Short task =>
Lay out all of the data below as a two-column CSV headed text,answer, with one row for each text and the answer that follows it. Put each value in a single quoted field and replace line breaks with spaces.

Available records =>
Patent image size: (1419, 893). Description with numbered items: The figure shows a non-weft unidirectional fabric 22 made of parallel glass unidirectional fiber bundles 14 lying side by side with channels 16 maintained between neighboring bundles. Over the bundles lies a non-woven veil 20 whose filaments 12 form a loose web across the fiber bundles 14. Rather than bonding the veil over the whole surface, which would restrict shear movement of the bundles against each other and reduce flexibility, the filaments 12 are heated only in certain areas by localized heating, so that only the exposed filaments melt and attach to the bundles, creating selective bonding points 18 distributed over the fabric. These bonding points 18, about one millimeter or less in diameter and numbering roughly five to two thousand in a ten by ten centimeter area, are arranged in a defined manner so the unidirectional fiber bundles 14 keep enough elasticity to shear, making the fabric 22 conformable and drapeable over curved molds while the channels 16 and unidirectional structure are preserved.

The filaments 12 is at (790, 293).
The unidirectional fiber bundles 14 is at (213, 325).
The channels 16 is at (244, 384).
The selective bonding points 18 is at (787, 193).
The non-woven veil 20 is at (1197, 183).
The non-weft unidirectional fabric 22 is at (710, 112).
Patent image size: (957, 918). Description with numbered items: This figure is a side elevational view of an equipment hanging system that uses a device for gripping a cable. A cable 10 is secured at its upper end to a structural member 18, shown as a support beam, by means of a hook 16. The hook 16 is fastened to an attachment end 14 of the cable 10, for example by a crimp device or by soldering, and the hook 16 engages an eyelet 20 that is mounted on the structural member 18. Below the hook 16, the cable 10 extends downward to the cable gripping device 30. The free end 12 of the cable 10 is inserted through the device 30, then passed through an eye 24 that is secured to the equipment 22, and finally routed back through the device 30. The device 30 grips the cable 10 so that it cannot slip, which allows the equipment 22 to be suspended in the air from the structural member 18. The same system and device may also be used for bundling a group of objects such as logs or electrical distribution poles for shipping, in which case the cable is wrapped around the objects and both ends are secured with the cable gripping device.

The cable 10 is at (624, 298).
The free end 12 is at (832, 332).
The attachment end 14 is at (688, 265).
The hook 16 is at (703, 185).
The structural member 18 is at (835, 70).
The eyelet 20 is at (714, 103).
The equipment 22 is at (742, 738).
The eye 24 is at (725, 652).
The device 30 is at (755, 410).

Exercise response =>
text,answer
"Patent image size: (1419, 893). Description with numbered items: The figure shows a non-weft unidirectional fabric 22 made of parallel glass unidirectional fiber bundles 14 lying side by side with channels 16 maintained between neighboring bundles. Over the bundles lies a non-woven veil 20 whose filaments 12 form a loose web across the fiber bundles 14. Rather than bonding the veil over the whole surface, which would restrict shear movement of the bundles against each other and reduce flexibility, the filaments 12 are heated only in certain areas by localized heating, so that only the exposed filaments melt and attach to the bundles, creating selective bonding points 18 distributed over the fabric. These bonding points 18, about one millimeter or less in diameter and numbering roughly five to two thousand in a ten by ten centimeter area, are arranged in a defined manner so the unidirectional fiber bundles 14 keep enough elasticity to shear, making the fabric 22 conformable and drapeable over curved molds while the channels 16 and unidirectional structure are preserved.","The filaments 12 is at (790, 293). The unidirectional fiber bundles 14 is at (213, 325). The channels 16 is at (244, 384). The selective bonding points 18 is at (787, 193). The non-woven veil 20 is at (1197, 183). The non-weft unidirectional fabric 22 is at (710, 112)."
"Patent image size: (957, 918). Description with numbered items: This figure is a side elevational view of an equipment hanging system that uses a device for gripping a cable. A cable 10 is secured at its upper end to a structural member 18, shown as a support beam, by means of a hook 16. The hook 16 is fastened to an attachment end 14 of the cable 10, for example by a crimp device or by soldering, and the hook 16 engages an eyelet 20 that is mounted on the structural member 18. Below the hook 16, the cable 10 extends downward to the cable gripping device 30. The free end 12 of the cable 10 is inserted through the device 30, then passed through an eye 24 that is secured to the equipment 22, and finally routed back through the device 30. The device 30 grips the cable 10 so that it cannot slip, which allows the equipment 22 to be suspended in the air from the structural member 18. The same system and device may also be used for bundling a group of objects such as logs or electrical distribution poles for shipping, in which case the cable is wrapped around the objects and both ends are secured with the cable gripping device.","The cable 10 is at (624, 298). The free end 12 is at (832, 332). The attachment end 14 is at (688, 265). The hook 16 is at (703, 185). The structural member 18 is at (835, 70). The eyelet 20 is at (714, 103). The equipment 22 is at (742, 738). The eye 24 is at (725, 652). The device 30 is at (755, 410)."